▶ _Data supplied_
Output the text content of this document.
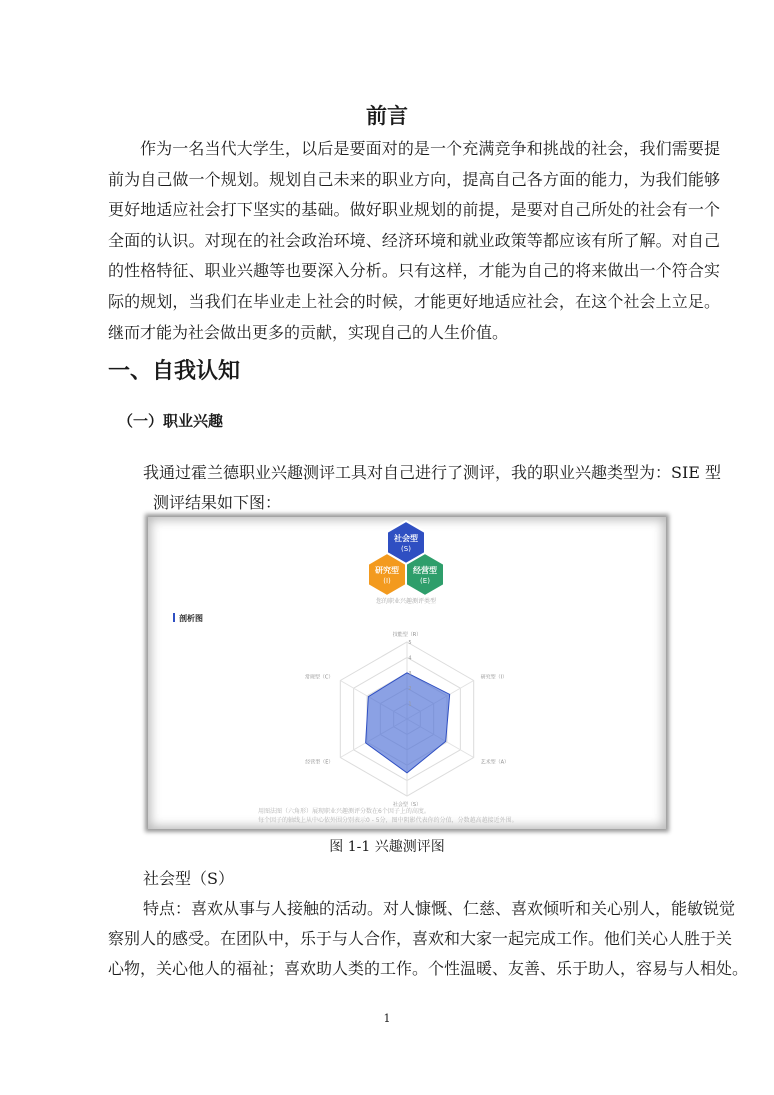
前言

作为一名当代大学生，以后是要面对的是一个充满竞争和挑战的社会，我们需要提前为自己做一个规划。规划自己未来的职业方向，提高自己各方面的能力，为我们能够更好地适应社会打下坚实的基础。做好职业规划的前提，是要对自己所处的社会有一个全面的认识。对现在的社会政治环境、经济环境和就业政策等都应该有所了解。对自己的性格特征、职业兴趣等也要深入分析。只有这样，才能为自己的将来做出一个符合实际的规划，当我们在毕业走上社会的时候，才能更好地适应社会，在这个社会上立足。继而才能为社会做出更多的贡献，实现自己的人生价值。

一、自我认知
（一）职业兴趣
我通过霍兰德职业兴趣测评工具对自己进行了测评，我的职业兴趣类型为：SIE 型
测评结果如下图：
社会型
(S)
研究型
(I)
经营型
(E)
您的职业兴趣测评类型
剖析图
1
2
3
4
5
技能型（R）
研究型（I）
艺术型（A）
社会型（S）
经营型（E）
常规型（C）
用图法图（六角形）展现职业兴趣测评分数在6个因子上的高度。
每个因子的轴线上从中心依外围分别表示0 - 5分，图中阴影代表你的分值，分数越高越接近外围。
图 1-1 兴趣测评图
社会型（S）
特点：喜欢从事与人接触的活动。对人慷慨、仁慈、喜欢倾听和关心别人，能敏锐觉
察别人的感受。在团队中，乐于与人合作，喜欢和大家一起完成工作。他们关心人胜于关
心物，关心他人的福祉；喜欢助人类的工作。个性温暖、友善、乐于助人，容易与人相处。
1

▶ _What you need to do_
Your task is to set down the records shown above exactly, minus any pictures.

▶ _Task answer_
Output the text content of this document.
前言

作为一名当代大学生，以后是要面对的是一个充满竞争和挑战的社会，我们需要提前为自己做一个规划。规划自己未来的职业方向，提高自己各方面的能力，为我们能够更好地适应社会打下坚实的基础。做好职业规划的前提，是要对自己所处的社会有一个全面的认识。对现在的社会政治环境、经济环境和就业政策等都应该有所了解。对自己的性格特征、职业兴趣等也要深入分析。只有这样，才能为自己的将来做出一个符合实际的规划，当我们在毕业走上社会的时候，才能更好地适应社会，在这个社会上立足。继而才能为社会做出更多的贡献，实现自己的人生价值。

一、自我认知
（一）职业兴趣
我通过霍兰德职业兴趣测评工具对自己进行了测评，我的职业兴趣类型为：SIE 型
测评结果如下图：
社会型
(S)
研究型
(I)
经营型
(E)
您的职业兴趣测评类型
剖析图
1
2
3
4
5
技能型（R）
研究型（I）
艺术型（A）
社会型（S）
经营型（E）
常规型（C）
用图法图（六角形）展现职业兴趣测评分数在6个因子上的高度。
每个因子的轴线上从中心依外围分别表示0 - 5分，图中阴影代表你的分值，分数越高越接近外围。
图 1-1 兴趣测评图
社会型（S）
特点：喜欢从事与人接触的活动。对人慷慨、仁慈、喜欢倾听和关心别人，能敏锐觉
察别人的感受。在团队中，乐于与人合作，喜欢和大家一起完成工作。他们关心人胜于关
心物，关心他人的福祉；喜欢助人类的工作。个性温暖、友善、乐于助人，容易与人相处。
1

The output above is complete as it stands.